» Stated exercise
Reproduce every line in the listing that contains the word "Projection".

-- begin --

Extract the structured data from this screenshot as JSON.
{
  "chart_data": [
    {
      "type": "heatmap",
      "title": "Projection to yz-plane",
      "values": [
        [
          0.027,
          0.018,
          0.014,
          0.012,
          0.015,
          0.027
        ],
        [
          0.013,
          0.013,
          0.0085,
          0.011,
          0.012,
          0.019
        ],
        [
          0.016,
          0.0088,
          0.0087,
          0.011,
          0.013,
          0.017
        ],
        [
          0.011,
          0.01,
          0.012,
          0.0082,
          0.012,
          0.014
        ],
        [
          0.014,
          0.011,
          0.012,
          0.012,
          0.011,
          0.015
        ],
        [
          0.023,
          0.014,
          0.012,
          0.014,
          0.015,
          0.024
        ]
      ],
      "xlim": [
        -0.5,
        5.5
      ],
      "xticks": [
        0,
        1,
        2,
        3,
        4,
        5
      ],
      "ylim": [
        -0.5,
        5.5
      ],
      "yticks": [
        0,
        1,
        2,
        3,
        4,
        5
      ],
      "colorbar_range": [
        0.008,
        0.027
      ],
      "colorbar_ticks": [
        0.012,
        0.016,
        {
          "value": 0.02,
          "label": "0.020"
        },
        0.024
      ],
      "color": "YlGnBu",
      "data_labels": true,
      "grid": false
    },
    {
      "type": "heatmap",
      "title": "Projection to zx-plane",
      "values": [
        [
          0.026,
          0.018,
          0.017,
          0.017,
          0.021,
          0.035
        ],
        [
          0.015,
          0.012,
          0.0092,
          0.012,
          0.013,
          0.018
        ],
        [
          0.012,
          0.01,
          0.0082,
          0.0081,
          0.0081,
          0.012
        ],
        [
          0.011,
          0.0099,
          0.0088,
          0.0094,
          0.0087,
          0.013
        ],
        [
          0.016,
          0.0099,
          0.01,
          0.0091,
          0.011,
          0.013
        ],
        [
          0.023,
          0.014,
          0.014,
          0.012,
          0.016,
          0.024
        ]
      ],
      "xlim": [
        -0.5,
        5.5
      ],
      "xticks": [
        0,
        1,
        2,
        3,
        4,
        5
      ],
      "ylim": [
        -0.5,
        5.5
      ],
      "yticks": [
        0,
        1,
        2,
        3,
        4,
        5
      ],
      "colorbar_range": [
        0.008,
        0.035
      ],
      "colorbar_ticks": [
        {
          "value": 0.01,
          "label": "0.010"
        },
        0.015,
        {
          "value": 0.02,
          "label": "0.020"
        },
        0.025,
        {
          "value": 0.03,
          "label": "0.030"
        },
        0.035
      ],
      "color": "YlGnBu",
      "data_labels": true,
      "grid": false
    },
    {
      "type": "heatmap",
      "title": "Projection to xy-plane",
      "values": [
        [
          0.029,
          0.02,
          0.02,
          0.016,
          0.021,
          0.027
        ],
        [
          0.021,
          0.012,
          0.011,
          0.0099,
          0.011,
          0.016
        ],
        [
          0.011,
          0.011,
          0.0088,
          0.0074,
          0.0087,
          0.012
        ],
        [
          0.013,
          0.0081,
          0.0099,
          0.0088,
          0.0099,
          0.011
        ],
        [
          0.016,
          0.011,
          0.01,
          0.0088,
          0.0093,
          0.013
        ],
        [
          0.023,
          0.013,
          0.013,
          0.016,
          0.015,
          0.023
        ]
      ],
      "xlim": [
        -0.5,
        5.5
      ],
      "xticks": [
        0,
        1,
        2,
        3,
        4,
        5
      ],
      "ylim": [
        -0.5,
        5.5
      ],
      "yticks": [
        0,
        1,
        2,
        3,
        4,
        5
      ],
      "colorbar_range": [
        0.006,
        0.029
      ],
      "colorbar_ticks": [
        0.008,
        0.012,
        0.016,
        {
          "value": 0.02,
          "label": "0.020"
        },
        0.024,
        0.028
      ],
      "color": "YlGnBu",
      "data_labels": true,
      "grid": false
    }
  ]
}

-- end --

» Problem solution
      "title": "Projection to yz-plane",
      "title": "Projection to zx-plane",
      "title": "Projection to xy-plane",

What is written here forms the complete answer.